■ **Requirement**: Report the total number of lines that include the string "JSON", without any other text.
--- begin Data entries ---
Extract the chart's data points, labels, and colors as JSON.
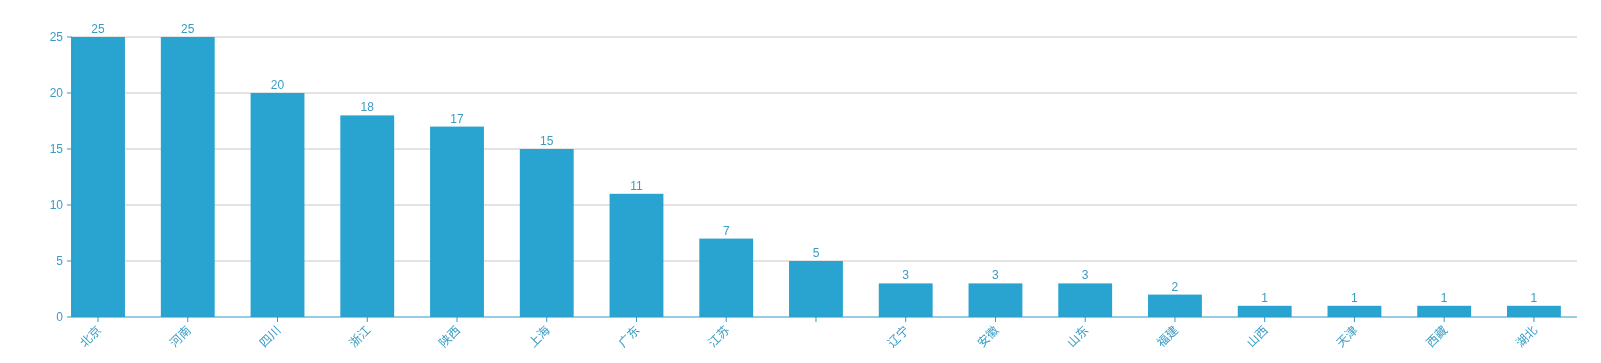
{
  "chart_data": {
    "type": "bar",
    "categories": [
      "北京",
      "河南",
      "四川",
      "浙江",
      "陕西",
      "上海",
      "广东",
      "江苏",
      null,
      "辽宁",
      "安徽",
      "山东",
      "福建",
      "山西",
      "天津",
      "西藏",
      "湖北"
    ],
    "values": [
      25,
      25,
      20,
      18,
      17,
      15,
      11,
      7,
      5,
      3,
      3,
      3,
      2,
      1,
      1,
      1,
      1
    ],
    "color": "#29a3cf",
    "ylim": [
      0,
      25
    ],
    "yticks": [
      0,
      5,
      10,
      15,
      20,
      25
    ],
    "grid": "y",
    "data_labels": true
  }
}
--- end Data entries ---
--- begin Data entries ---
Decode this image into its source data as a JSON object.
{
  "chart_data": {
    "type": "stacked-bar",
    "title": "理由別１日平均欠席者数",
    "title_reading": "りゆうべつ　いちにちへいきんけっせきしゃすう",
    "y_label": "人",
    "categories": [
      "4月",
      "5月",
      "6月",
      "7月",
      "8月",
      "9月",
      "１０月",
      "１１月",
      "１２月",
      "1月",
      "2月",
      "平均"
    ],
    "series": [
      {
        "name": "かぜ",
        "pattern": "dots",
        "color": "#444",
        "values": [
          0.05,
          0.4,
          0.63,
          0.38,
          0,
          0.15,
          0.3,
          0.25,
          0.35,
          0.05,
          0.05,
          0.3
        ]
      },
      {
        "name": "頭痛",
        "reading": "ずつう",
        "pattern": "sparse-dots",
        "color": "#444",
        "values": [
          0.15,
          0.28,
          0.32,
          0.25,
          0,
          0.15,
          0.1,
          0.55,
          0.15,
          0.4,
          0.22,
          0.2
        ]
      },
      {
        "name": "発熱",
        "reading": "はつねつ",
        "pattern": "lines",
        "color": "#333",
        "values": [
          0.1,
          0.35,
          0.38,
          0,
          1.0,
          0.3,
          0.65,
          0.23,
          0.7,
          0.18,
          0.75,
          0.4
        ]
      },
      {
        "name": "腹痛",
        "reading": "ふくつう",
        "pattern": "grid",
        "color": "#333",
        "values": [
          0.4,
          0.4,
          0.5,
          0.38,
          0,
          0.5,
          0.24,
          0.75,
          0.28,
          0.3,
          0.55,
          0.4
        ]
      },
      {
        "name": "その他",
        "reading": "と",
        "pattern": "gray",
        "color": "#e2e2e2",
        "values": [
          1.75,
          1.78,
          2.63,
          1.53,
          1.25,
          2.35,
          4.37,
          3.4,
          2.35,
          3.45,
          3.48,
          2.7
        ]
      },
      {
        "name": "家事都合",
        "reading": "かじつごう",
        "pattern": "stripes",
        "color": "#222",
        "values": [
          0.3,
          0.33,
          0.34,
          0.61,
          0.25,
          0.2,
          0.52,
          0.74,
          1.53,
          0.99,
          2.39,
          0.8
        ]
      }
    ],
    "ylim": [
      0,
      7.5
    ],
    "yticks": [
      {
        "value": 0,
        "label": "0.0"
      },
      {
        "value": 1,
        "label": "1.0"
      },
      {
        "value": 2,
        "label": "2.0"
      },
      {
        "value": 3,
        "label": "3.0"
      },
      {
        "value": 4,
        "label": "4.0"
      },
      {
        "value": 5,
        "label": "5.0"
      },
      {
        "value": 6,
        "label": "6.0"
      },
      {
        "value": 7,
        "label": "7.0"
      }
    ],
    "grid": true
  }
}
--- end Data entries ---
■ **Response to the exercise**: 2